Copy each line exactly. Leave nothing out.
──────── Records shown ────────
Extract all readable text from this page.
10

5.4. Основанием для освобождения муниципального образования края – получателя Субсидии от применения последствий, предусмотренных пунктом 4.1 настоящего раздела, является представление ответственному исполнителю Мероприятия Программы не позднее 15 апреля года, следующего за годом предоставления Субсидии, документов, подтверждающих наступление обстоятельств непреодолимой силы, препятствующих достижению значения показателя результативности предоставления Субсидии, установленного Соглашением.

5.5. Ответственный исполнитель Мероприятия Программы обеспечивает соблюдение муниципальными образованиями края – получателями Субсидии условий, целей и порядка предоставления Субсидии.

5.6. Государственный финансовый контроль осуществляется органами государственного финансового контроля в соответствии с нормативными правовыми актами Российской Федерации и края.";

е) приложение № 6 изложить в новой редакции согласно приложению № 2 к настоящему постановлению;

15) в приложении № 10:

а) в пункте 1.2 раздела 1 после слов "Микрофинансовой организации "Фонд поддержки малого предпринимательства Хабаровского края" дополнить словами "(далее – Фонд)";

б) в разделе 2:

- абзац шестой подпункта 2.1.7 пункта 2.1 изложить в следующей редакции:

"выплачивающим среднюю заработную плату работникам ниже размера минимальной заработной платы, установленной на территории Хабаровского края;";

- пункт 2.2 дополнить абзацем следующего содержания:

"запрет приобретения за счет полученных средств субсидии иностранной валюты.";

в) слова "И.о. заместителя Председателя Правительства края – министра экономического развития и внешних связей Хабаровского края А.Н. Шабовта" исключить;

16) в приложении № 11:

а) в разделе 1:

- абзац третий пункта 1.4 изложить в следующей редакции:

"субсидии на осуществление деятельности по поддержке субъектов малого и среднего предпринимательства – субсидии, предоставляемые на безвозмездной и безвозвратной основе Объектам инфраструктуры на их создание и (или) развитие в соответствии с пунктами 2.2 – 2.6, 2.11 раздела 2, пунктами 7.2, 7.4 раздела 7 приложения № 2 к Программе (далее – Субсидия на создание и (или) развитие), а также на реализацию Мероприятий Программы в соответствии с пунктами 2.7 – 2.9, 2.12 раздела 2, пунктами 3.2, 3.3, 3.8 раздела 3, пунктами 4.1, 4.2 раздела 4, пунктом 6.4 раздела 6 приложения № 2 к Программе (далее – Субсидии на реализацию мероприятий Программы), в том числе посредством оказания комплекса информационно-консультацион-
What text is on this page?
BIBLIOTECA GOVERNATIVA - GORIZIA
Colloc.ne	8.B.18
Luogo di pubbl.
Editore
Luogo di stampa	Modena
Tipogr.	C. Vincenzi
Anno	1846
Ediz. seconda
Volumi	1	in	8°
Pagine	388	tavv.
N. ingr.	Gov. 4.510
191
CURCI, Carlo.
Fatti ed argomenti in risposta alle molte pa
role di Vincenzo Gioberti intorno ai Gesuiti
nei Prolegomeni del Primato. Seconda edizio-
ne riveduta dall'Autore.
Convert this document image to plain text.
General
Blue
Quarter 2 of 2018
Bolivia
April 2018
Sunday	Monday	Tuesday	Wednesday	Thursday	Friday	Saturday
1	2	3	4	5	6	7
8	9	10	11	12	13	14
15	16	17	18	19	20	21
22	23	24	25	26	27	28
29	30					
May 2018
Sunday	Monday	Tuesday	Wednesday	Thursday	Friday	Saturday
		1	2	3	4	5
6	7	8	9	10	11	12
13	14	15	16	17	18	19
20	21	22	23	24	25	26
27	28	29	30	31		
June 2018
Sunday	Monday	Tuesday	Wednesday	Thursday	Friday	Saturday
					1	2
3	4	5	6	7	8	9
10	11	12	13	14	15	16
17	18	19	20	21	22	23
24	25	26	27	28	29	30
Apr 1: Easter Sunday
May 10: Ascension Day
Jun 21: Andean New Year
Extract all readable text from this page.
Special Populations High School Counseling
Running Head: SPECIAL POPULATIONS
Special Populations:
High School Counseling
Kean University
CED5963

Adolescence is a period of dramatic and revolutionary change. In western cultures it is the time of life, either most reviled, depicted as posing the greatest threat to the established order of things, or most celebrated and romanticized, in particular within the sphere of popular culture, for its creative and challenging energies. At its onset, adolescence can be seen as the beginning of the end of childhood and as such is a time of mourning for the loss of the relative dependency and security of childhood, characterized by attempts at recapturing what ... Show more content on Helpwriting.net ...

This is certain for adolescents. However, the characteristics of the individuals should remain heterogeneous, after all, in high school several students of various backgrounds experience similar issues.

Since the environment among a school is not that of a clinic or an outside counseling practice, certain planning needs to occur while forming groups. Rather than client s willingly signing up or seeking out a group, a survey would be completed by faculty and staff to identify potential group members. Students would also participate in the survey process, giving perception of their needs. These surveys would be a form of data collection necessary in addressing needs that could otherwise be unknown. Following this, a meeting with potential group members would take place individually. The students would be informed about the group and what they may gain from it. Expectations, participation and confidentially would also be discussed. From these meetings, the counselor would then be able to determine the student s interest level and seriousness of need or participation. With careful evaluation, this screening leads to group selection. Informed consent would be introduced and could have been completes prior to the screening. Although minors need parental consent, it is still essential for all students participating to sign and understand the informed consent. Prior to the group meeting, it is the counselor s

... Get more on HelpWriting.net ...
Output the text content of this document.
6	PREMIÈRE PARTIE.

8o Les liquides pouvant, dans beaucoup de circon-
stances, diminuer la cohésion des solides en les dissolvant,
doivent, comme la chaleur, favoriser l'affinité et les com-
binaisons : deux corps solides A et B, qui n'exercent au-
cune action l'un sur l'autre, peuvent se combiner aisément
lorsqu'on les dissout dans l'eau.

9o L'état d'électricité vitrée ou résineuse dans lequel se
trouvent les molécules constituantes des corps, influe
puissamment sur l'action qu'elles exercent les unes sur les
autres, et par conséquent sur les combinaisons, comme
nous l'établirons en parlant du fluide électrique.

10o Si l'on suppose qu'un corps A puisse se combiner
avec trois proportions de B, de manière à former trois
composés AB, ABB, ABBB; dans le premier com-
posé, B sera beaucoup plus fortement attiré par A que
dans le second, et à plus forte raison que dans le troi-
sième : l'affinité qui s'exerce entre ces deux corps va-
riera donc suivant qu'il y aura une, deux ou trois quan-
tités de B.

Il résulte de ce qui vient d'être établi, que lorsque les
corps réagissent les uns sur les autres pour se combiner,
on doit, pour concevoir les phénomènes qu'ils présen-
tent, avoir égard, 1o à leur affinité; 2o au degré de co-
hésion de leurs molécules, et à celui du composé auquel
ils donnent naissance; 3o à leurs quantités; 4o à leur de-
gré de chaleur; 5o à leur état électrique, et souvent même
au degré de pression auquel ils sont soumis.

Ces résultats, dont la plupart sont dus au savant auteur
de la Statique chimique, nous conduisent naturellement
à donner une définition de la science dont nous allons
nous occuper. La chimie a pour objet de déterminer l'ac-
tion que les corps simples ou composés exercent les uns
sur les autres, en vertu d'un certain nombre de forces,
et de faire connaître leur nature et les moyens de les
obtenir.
────────
Complete response
Extract all readable text from this page.
10

5.4. Основанием для освобождения муниципального образования края – получателя Субсидии от применения последствий, предусмотренных пунктом 4.1 настоящего раздела, является представление ответственному исполнителю Мероприятия Программы не позднее 15 апреля года, следующего за годом предоставления Субсидии, документов, подтверждающих наступление обстоятельств непреодолимой силы, препятствующих достижению значения показателя результативности предоставления Субсидии, установленного Соглашением.

5.5. Ответственный исполнитель Мероприятия Программы обеспечивает соблюдение муниципальными образованиями края – получателями Субсидии условий, целей и порядка предоставления Субсидии.

5.6. Государственный финансовый контроль осуществляется органами государственного финансового контроля в соответствии с нормативными правовыми актами Российской Федерации и края.";

е) приложение № 6 изложить в новой редакции согласно приложению № 2 к настоящему постановлению;

15) в приложении № 10:

а) в пункте 1.2 раздела 1 после слов "Микрофинансовой организации "Фонд поддержки малого предпринимательства Хабаровского края" дополнить словами "(далее – Фонд)";

б) в разделе 2:

- абзац шестой подпункта 2.1.7 пункта 2.1 изложить в следующей редакции:

"выплачивающим среднюю заработную плату работникам ниже размера минимальной заработной платы, установленной на территории Хабаровского края;";

- пункт 2.2 дополнить абзацем следующего содержания:

"запрет приобретения за счет полученных средств субсидии иностранной валюты.";

в) слова "И.о. заместителя Председателя Правительства края – министра экономического развития и внешних связей Хабаровского края А.Н. Шабовта" исключить;

16) в приложении № 11:

а) в разделе 1:

- абзац третий пункта 1.4 изложить в следующей редакции:

"субсидии на осуществление деятельности по поддержке субъектов малого и среднего предпринимательства – субсидии, предоставляемые на безвозмездной и безвозвратной основе Объектам инфраструктуры на их создание и (или) развитие в соответствии с пунктами 2.2 – 2.6, 2.11 раздела 2, пунктами 7.2, 7.4 раздела 7 приложения № 2 к Программе (далее – Субсидия на создание и (или) развитие), а также на реализацию Мероприятий Программы в соответствии с пунктами 2.7 – 2.9, 2.12 раздела 2, пунктами 3.2, 3.3, 3.8 раздела 3, пунктами 4.1, 4.2 раздела 4, пунктом 6.4 раздела 6 приложения № 2 к Программе (далее – Субсидии на реализацию мероприятий Программы), в том числе посредством оказания комплекса информационно-консультацион-
What text is on this page?
BIBLIOTECA GOVERNATIVA - GORIZIA
Colloc.ne	8.B.18
Luogo di pubbl.
Editore
Luogo di stampa	Modena
Tipogr.	C. Vincenzi
Anno	1846
Ediz. seconda
Volumi	1	in	8°
Pagine	388	tavv.
N. ingr.	Gov. 4.510
191
CURCI, Carlo.
Fatti ed argomenti in risposta alle molte pa
role di Vincenzo Gioberti intorno ai Gesuiti
nei Prolegomeni del Primato. Seconda edizio-
ne riveduta dall'Autore.
Convert this document image to plain text.
General
Blue
Quarter 2 of 2018
Bolivia
April 2018
Sunday	Monday	Tuesday	Wednesday	Thursday	Friday	Saturday
1	2	3	4	5	6	7
8	9	10	11	12	13	14
15	16	17	18	19	20	21
22	23	24	25	26	27	28
29	30					
May 2018
Sunday	Monday	Tuesday	Wednesday	Thursday	Friday	Saturday
		1	2	3	4	5
6	7	8	9	10	11	12
13	14	15	16	17	18	19
20	21	22	23	24	25	26
27	28	29	30	31		
June 2018
Sunday	Monday	Tuesday	Wednesday	Thursday	Friday	Saturday
					1	2
3	4	5	6	7	8	9
10	11	12	13	14	15	16
17	18	19	20	21	22	23
24	25	26	27	28	29	30
Apr 1: Easter Sunday
May 10: Ascension Day
Jun 21: Andean New Year
Extract all readable text from this page.
Special Populations High School Counseling
Running Head: SPECIAL POPULATIONS
Special Populations:
High School Counseling
Kean University
CED5963

Adolescence is a period of dramatic and revolutionary change. In western cultures it is the time of life, either most reviled, depicted as posing the greatest threat to the established order of things, or most celebrated and romanticized, in particular within the sphere of popular culture, for its creative and challenging energies. At its onset, adolescence can be seen as the beginning of the end of childhood and as such is a time of mourning for the loss of the relative dependency and security of childhood, characterized by attempts at recapturing what ... Show more content on Helpwriting.net ...

This is certain for adolescents. However, the characteristics of the individuals should remain heterogeneous, after all, in high school several students of various backgrounds experience similar issues.

Since the environment among a school is not that of a clinic or an outside counseling practice, certain planning needs to occur while forming groups. Rather than client s willingly signing up or seeking out a group, a survey would be completed by faculty and staff to identify potential group members. Students would also participate in the survey process, giving perception of their needs. These surveys would be a form of data collection necessary in addressing needs that could otherwise be unknown. Following this, a meeting with potential group members would take place individually. The students would be informed about the group and what they may gain from it. Expectations, participation and confidentially would also be discussed. From these meetings, the counselor would then be able to determine the student s interest level and seriousness of need or participation. With careful evaluation, this screening leads to group selection. Informed consent would be introduced and could have been completes prior to the screening. Although minors need parental consent, it is still essential for all students participating to sign and understand the informed consent. Prior to the group meeting, it is the counselor s

... Get more on HelpWriting.net ...
Output the text content of this document.
6	PREMIÈRE PARTIE.

8o Les liquides pouvant, dans beaucoup de circon-
stances, diminuer la cohésion des solides en les dissolvant,
doivent, comme la chaleur, favoriser l'affinité et les com-
binaisons : deux corps solides A et B, qui n'exercent au-
cune action l'un sur l'autre, peuvent se combiner aisément
lorsqu'on les dissout dans l'eau.

9o L'état d'électricité vitrée ou résineuse dans lequel se
trouvent les molécules constituantes des corps, influe
puissamment sur l'action qu'elles exercent les unes sur les
autres, et par conséquent sur les combinaisons, comme
nous l'établirons en parlant du fluide électrique.

10o Si l'on suppose qu'un corps A puisse se combiner
avec trois proportions de B, de manière à former trois
composés AB, ABB, ABBB; dans le premier com-
posé, B sera beaucoup plus fortement attiré par A que
dans le second, et à plus forte raison que dans le troi-
sième : l'affinité qui s'exerce entre ces deux corps va-
riera donc suivant qu'il y aura une, deux ou trois quan-
tités de B.

Il résulte de ce qui vient d'être établi, que lorsque les
corps réagissent les uns sur les autres pour se combiner,
on doit, pour concevoir les phénomènes qu'ils présen-
tent, avoir égard, 1o à leur affinité; 2o au degré de co-
hésion de leurs molécules, et à celui du composé auquel
ils donnent naissance; 3o à leurs quantités; 4o à leur de-
gré de chaleur; 5o à leur état électrique, et souvent même
au degré de pression auquel ils sont soumis.

Ces résultats, dont la plupart sont dus au savant auteur
de la Statique chimique, nous conduisent naturellement
à donner une définition de la science dont nous allons
nous occuper. La chimie a pour objet de déterminer l'ac-
tion que les corps simples ou composés exercent les uns
sur les autres, en vertu d'un certain nombre de forces,
et de faire connaître leur nature et les moyens de les
obtenir.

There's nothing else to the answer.